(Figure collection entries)

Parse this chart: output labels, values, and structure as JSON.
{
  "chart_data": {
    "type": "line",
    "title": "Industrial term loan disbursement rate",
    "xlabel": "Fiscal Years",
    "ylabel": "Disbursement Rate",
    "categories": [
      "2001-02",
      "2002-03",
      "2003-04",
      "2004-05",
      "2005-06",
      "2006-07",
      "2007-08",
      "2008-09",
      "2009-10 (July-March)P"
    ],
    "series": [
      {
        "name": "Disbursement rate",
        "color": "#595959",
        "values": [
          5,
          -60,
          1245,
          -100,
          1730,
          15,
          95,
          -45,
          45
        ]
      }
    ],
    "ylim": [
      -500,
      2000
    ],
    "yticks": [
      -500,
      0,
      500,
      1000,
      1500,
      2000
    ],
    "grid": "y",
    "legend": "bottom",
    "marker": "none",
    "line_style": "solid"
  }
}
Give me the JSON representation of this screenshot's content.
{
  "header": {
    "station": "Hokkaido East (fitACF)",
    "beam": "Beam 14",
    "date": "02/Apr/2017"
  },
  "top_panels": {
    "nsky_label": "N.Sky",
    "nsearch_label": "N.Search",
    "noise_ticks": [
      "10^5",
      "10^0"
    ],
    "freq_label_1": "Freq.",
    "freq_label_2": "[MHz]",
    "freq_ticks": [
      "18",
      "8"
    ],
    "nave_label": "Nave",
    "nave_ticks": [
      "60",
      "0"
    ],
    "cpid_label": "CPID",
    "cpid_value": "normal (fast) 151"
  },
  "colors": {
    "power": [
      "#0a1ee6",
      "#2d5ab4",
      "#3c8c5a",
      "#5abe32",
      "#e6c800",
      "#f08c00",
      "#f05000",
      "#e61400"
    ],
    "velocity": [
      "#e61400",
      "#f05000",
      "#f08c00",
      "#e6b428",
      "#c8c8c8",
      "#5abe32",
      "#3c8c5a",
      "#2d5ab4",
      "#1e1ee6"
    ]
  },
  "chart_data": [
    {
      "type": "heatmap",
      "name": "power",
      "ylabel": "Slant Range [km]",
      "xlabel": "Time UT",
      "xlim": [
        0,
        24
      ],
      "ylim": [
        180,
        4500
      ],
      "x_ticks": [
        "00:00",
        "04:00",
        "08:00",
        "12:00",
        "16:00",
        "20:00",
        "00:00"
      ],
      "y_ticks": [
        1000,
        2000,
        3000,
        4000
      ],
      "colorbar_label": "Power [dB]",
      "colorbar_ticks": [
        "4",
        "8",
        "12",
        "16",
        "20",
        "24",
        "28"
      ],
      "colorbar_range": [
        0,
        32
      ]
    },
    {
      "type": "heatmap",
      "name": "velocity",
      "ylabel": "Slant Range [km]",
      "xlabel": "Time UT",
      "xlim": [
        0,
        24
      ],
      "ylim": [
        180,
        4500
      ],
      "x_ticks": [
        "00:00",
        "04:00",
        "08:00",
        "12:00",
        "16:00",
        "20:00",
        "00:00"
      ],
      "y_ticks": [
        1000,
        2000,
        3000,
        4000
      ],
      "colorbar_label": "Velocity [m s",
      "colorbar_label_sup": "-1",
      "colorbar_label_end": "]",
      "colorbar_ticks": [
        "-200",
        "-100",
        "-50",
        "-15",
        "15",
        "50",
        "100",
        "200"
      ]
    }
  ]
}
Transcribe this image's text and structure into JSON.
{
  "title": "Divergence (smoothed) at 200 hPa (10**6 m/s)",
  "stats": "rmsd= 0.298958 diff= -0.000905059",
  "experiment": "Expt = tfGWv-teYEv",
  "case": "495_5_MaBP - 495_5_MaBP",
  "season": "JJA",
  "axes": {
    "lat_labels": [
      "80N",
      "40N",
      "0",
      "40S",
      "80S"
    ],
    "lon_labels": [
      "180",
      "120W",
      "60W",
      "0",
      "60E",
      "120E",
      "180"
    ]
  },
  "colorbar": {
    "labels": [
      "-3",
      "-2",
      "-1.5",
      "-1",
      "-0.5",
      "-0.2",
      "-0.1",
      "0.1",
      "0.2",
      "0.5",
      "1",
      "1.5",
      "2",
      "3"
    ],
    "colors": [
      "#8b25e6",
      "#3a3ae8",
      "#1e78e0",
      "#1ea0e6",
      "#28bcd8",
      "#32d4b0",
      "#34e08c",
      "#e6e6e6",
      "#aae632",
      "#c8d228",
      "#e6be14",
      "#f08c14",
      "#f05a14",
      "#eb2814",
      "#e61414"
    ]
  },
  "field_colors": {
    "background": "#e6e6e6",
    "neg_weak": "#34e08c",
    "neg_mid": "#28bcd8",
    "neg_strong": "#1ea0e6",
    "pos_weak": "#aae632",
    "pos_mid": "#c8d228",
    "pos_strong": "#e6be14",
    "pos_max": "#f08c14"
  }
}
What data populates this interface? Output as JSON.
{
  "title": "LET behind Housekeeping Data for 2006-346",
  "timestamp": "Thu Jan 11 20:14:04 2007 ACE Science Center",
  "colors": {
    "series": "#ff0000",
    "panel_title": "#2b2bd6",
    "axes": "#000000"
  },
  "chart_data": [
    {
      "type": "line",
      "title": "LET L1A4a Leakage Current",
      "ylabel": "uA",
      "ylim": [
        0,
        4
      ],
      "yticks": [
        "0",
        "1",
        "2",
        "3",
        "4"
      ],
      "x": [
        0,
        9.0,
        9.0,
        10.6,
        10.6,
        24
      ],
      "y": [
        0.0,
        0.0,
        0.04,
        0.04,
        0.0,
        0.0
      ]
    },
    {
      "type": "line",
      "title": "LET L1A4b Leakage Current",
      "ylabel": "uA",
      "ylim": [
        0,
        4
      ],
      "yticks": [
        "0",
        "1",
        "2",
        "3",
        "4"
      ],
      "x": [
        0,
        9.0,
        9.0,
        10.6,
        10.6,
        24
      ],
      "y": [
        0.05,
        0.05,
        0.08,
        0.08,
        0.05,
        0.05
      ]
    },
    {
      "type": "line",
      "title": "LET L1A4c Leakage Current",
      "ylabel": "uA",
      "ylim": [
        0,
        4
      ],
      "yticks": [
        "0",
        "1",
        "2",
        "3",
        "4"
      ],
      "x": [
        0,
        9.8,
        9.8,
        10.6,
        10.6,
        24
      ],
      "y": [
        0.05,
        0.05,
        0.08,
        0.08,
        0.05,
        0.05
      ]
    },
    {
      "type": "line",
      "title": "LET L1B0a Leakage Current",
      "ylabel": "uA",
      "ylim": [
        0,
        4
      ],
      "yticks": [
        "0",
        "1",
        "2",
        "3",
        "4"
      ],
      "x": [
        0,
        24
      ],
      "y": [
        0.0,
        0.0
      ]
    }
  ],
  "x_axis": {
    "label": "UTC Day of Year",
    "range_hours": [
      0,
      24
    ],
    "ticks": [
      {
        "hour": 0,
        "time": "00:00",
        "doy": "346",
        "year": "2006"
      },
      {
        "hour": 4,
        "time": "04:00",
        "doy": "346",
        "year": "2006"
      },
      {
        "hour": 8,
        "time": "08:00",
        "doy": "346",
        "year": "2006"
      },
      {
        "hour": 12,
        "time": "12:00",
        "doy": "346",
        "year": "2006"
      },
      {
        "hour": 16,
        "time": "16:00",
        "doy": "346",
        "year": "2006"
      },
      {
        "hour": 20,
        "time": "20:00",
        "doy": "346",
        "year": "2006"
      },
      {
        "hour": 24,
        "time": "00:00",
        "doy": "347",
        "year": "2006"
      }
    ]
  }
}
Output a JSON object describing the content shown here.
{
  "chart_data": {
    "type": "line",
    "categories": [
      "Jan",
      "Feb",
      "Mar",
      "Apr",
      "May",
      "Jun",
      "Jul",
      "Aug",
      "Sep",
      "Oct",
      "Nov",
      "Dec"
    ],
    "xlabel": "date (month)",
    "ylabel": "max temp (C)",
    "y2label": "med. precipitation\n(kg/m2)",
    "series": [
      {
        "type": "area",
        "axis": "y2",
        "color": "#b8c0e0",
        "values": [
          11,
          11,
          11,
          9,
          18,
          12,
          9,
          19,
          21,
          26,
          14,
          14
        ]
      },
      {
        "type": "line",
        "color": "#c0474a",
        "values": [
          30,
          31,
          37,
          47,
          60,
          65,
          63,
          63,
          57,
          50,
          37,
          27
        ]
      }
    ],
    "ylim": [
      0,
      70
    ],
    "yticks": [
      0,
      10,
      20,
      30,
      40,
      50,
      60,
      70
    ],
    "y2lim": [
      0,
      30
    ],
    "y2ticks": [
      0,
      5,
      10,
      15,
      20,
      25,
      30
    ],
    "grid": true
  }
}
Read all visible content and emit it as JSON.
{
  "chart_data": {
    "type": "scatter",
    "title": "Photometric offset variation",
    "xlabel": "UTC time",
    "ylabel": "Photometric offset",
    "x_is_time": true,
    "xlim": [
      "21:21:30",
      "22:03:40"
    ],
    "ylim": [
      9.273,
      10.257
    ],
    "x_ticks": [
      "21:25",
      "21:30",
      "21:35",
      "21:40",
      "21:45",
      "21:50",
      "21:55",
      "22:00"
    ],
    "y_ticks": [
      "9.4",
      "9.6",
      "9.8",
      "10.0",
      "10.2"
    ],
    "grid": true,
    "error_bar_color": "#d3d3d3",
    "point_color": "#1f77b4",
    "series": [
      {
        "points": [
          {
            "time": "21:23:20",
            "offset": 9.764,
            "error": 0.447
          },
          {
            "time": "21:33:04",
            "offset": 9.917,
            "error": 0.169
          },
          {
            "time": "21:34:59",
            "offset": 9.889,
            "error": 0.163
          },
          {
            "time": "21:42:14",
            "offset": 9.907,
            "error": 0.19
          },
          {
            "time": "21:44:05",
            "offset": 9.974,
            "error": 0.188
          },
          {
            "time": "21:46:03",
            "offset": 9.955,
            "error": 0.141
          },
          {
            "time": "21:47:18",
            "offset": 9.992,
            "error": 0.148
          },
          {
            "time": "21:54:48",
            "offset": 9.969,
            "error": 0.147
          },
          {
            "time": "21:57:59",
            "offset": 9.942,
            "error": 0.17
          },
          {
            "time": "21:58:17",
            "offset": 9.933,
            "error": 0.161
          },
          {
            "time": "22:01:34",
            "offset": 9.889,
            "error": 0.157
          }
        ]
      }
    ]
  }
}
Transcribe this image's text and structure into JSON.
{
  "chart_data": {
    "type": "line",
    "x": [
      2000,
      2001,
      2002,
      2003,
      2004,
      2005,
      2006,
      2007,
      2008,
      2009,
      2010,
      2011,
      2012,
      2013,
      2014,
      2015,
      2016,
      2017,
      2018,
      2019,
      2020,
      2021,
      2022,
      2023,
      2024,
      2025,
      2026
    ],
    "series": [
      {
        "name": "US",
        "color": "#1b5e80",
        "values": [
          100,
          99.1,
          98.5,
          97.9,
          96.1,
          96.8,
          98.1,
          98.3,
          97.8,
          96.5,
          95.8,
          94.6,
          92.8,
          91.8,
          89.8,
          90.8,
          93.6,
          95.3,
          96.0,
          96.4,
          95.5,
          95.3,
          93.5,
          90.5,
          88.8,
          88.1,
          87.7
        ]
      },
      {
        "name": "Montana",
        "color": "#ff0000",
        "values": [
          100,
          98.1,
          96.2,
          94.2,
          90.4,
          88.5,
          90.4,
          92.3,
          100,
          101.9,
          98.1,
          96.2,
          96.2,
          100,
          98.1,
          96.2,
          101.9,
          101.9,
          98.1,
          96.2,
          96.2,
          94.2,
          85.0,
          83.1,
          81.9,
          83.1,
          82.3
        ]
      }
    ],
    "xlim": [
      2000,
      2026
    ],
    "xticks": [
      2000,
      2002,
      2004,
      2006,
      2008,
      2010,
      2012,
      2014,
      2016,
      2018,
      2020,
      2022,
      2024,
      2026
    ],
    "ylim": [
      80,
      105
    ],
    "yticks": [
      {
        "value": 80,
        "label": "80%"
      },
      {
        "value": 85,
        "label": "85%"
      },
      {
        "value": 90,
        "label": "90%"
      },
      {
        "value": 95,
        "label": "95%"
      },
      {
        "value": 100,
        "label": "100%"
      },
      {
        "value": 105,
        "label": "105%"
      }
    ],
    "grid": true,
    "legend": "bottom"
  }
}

- [Set task]
Filter the records for lines holding the string "xlabel". Copy each one.

- [Output for this exercise]
    "xlabel": "Fiscal Years",
      "xlabel": "Time UT",
      "xlabel": "Time UT",
    "xlabel": "date (month)",
    "xlabel": "UTC time",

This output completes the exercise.